REQUIRED WORK ->
Write out the entries below once more, exactly.
───── INPUT FOR THIS TASK ─────
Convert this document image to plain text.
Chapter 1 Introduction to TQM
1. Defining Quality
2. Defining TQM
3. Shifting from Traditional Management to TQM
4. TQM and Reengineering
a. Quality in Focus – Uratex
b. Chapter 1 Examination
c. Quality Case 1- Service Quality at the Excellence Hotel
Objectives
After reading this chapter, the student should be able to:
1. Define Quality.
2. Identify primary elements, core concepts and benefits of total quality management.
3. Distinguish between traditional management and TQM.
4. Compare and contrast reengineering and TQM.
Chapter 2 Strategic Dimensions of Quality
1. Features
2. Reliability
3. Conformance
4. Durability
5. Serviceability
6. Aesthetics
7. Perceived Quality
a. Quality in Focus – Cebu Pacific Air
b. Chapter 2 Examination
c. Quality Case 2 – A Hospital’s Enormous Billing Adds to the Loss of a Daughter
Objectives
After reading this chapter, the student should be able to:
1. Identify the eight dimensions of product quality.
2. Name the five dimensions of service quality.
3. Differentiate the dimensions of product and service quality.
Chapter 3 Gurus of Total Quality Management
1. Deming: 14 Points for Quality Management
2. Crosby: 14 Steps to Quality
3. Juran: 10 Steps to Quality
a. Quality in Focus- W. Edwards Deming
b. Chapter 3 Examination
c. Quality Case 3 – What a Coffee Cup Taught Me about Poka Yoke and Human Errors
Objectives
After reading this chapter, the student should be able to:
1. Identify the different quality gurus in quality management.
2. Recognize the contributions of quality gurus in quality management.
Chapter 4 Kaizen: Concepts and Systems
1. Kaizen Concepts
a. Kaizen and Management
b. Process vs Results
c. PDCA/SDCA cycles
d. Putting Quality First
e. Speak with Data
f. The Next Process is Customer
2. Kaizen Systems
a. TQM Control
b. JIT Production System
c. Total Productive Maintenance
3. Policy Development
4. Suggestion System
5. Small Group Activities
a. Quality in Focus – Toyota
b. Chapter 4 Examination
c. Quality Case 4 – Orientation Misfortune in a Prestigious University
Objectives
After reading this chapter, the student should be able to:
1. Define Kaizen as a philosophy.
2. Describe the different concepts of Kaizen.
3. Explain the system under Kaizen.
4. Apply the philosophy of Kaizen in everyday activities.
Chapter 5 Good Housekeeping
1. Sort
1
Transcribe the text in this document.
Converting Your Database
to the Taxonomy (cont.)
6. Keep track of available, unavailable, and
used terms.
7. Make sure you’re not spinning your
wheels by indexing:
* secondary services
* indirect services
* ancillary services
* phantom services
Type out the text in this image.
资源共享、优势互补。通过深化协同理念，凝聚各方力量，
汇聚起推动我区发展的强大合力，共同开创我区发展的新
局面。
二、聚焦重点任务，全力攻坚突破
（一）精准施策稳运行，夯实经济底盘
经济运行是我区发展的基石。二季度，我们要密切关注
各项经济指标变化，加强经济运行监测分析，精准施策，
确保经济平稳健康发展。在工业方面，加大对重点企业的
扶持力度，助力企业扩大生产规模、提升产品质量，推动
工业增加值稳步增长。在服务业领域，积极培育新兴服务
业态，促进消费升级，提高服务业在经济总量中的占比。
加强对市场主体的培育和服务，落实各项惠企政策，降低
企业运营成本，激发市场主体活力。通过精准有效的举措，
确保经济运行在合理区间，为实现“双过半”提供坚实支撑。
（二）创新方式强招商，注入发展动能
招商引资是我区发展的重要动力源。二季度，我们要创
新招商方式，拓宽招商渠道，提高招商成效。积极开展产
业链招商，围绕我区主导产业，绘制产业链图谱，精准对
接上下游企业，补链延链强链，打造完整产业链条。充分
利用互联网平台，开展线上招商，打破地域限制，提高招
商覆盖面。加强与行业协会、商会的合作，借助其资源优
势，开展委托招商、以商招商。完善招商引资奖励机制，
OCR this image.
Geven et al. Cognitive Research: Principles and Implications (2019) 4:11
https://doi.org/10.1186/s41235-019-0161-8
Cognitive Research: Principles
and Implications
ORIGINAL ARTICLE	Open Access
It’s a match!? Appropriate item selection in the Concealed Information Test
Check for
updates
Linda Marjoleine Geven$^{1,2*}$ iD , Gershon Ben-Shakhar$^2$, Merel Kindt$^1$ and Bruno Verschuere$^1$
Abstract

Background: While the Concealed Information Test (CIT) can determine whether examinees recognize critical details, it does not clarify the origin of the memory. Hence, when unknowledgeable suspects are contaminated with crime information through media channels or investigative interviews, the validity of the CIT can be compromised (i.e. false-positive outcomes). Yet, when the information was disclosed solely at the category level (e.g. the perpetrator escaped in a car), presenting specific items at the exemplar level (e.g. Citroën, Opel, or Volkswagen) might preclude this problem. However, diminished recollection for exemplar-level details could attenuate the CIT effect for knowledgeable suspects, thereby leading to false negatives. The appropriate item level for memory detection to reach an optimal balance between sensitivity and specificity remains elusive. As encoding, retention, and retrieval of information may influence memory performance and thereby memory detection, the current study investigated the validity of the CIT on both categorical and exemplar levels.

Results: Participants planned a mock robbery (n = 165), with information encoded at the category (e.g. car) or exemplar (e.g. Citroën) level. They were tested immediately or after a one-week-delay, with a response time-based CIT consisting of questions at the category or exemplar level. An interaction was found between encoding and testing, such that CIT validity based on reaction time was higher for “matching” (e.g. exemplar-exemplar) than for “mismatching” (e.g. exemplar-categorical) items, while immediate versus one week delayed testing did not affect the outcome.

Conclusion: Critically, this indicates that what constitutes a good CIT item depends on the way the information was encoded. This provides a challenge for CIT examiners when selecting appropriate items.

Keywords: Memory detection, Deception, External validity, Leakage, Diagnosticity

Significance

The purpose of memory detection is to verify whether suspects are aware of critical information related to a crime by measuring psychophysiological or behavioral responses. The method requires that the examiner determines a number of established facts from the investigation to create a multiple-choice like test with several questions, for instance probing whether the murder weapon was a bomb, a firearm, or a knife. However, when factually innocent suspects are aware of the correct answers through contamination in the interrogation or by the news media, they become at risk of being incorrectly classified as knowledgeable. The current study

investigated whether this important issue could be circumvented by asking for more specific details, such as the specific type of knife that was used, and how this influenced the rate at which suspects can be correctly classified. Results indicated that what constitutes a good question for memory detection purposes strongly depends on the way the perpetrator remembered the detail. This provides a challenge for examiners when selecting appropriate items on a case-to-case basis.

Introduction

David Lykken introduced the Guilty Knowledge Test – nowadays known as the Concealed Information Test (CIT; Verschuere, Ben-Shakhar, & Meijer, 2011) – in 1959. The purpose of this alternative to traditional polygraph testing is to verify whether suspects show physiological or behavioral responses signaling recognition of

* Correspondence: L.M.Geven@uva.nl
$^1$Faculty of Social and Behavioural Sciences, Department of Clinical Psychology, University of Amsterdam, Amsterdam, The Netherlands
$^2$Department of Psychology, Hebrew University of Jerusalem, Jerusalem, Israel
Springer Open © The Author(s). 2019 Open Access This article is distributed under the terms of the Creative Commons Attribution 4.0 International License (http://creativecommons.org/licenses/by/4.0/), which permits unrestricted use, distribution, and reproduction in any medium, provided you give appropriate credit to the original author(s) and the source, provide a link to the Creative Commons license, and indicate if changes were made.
─────
ANSWER FOR THE TASK ->
Convert this document image to plain text.
Chapter 1 Introduction to TQM
1. Defining Quality
2. Defining TQM
3. Shifting from Traditional Management to TQM
4. TQM and Reengineering
a. Quality in Focus – Uratex
b. Chapter 1 Examination
c. Quality Case 1- Service Quality at the Excellence Hotel
Objectives
After reading this chapter, the student should be able to:
1. Define Quality.
2. Identify primary elements, core concepts and benefits of total quality management.
3. Distinguish between traditional management and TQM.
4. Compare and contrast reengineering and TQM.
Chapter 2 Strategic Dimensions of Quality
1. Features
2. Reliability
3. Conformance
4. Durability
5. Serviceability
6. Aesthetics
7. Perceived Quality
a. Quality in Focus – Cebu Pacific Air
b. Chapter 2 Examination
c. Quality Case 2 – A Hospital’s Enormous Billing Adds to the Loss of a Daughter
Objectives
After reading this chapter, the student should be able to:
1. Identify the eight dimensions of product quality.
2. Name the five dimensions of service quality.
3. Differentiate the dimensions of product and service quality.
Chapter 3 Gurus of Total Quality Management
1. Deming: 14 Points for Quality Management
2. Crosby: 14 Steps to Quality
3. Juran: 10 Steps to Quality
a. Quality in Focus- W. Edwards Deming
b. Chapter 3 Examination
c. Quality Case 3 – What a Coffee Cup Taught Me about Poka Yoke and Human Errors
Objectives
After reading this chapter, the student should be able to:
1. Identify the different quality gurus in quality management.
2. Recognize the contributions of quality gurus in quality management.
Chapter 4 Kaizen: Concepts and Systems
1. Kaizen Concepts
a. Kaizen and Management
b. Process vs Results
c. PDCA/SDCA cycles
d. Putting Quality First
e. Speak with Data
f. The Next Process is Customer
2. Kaizen Systems
a. TQM Control
b. JIT Production System
c. Total Productive Maintenance
3. Policy Development
4. Suggestion System
5. Small Group Activities
a. Quality in Focus – Toyota
b. Chapter 4 Examination
c. Quality Case 4 – Orientation Misfortune in a Prestigious University
Objectives
After reading this chapter, the student should be able to:
1. Define Kaizen as a philosophy.
2. Describe the different concepts of Kaizen.
3. Explain the system under Kaizen.
4. Apply the philosophy of Kaizen in everyday activities.
Chapter 5 Good Housekeeping
1. Sort
1
Transcribe the text in this document.
Converting Your Database
to the Taxonomy (cont.)
6. Keep track of available, unavailable, and
used terms.
7. Make sure you’re not spinning your
wheels by indexing:
* secondary services
* indirect services
* ancillary services
* phantom services
Type out the text in this image.
资源共享、优势互补。通过深化协同理念，凝聚各方力量，
汇聚起推动我区发展的强大合力，共同开创我区发展的新
局面。
二、聚焦重点任务，全力攻坚突破
（一）精准施策稳运行，夯实经济底盘
经济运行是我区发展的基石。二季度，我们要密切关注
各项经济指标变化，加强经济运行监测分析，精准施策，
确保经济平稳健康发展。在工业方面，加大对重点企业的
扶持力度，助力企业扩大生产规模、提升产品质量，推动
工业增加值稳步增长。在服务业领域，积极培育新兴服务
业态，促进消费升级，提高服务业在经济总量中的占比。
加强对市场主体的培育和服务，落实各项惠企政策，降低
企业运营成本，激发市场主体活力。通过精准有效的举措，
确保经济运行在合理区间，为实现“双过半”提供坚实支撑。
（二）创新方式强招商，注入发展动能
招商引资是我区发展的重要动力源。二季度，我们要创
新招商方式，拓宽招商渠道，提高招商成效。积极开展产
业链招商，围绕我区主导产业，绘制产业链图谱，精准对
接上下游企业，补链延链强链，打造完整产业链条。充分
利用互联网平台，开展线上招商，打破地域限制，提高招
商覆盖面。加强与行业协会、商会的合作，借助其资源优
势，开展委托招商、以商招商。完善招商引资奖励机制，
OCR this image.
Geven et al. Cognitive Research: Principles and Implications (2019) 4:11
https://doi.org/10.1186/s41235-019-0161-8
Cognitive Research: Principles
and Implications
ORIGINAL ARTICLE	Open Access
It’s a match!? Appropriate item selection in the Concealed Information Test
Check for
updates
Linda Marjoleine Geven$^{1,2*}$ iD , Gershon Ben-Shakhar$^2$, Merel Kindt$^1$ and Bruno Verschuere$^1$
Abstract

Background: While the Concealed Information Test (CIT) can determine whether examinees recognize critical details, it does not clarify the origin of the memory. Hence, when unknowledgeable suspects are contaminated with crime information through media channels or investigative interviews, the validity of the CIT can be compromised (i.e. false-positive outcomes). Yet, when the information was disclosed solely at the category level (e.g. the perpetrator escaped in a car), presenting specific items at the exemplar level (e.g. Citroën, Opel, or Volkswagen) might preclude this problem. However, diminished recollection for exemplar-level details could attenuate the CIT effect for knowledgeable suspects, thereby leading to false negatives. The appropriate item level for memory detection to reach an optimal balance between sensitivity and specificity remains elusive. As encoding, retention, and retrieval of information may influence memory performance and thereby memory detection, the current study investigated the validity of the CIT on both categorical and exemplar levels.

Results: Participants planned a mock robbery (n = 165), with information encoded at the category (e.g. car) or exemplar (e.g. Citroën) level. They were tested immediately or after a one-week-delay, with a response time-based CIT consisting of questions at the category or exemplar level. An interaction was found between encoding and testing, such that CIT validity based on reaction time was higher for “matching” (e.g. exemplar-exemplar) than for “mismatching” (e.g. exemplar-categorical) items, while immediate versus one week delayed testing did not affect the outcome.

Conclusion: Critically, this indicates that what constitutes a good CIT item depends on the way the information was encoded. This provides a challenge for CIT examiners when selecting appropriate items.

Keywords: Memory detection, Deception, External validity, Leakage, Diagnosticity

Significance

The purpose of memory detection is to verify whether suspects are aware of critical information related to a crime by measuring psychophysiological or behavioral responses. The method requires that the examiner determines a number of established facts from the investigation to create a multiple-choice like test with several questions, for instance probing whether the murder weapon was a bomb, a firearm, or a knife. However, when factually innocent suspects are aware of the correct answers through contamination in the interrogation or by the news media, they become at risk of being incorrectly classified as knowledgeable. The current study

investigated whether this important issue could be circumvented by asking for more specific details, such as the specific type of knife that was used, and how this influenced the rate at which suspects can be correctly classified. Results indicated that what constitutes a good question for memory detection purposes strongly depends on the way the perpetrator remembered the detail. This provides a challenge for examiners when selecting appropriate items on a case-to-case basis.

Introduction

David Lykken introduced the Guilty Knowledge Test – nowadays known as the Concealed Information Test (CIT; Verschuere, Ben-Shakhar, & Meijer, 2011) – in 1959. The purpose of this alternative to traditional polygraph testing is to verify whether suspects show physiological or behavioral responses signaling recognition of

* Correspondence: L.M.Geven@uva.nl
$^1$Faculty of Social and Behavioural Sciences, Department of Clinical Psychology, University of Amsterdam, Amsterdam, The Netherlands
$^2$Department of Psychology, Hebrew University of Jerusalem, Jerusalem, Israel
Springer Open © The Author(s). 2019 Open Access This article is distributed under the terms of the Creative Commons Attribution 4.0 International License (http://creativecommons.org/licenses/by/4.0/), which permits unrestricted use, distribution, and reproduction in any medium, provided you give appropriate credit to the original author(s) and the source, provide a link to the Creative Commons license, and indicate if changes were made.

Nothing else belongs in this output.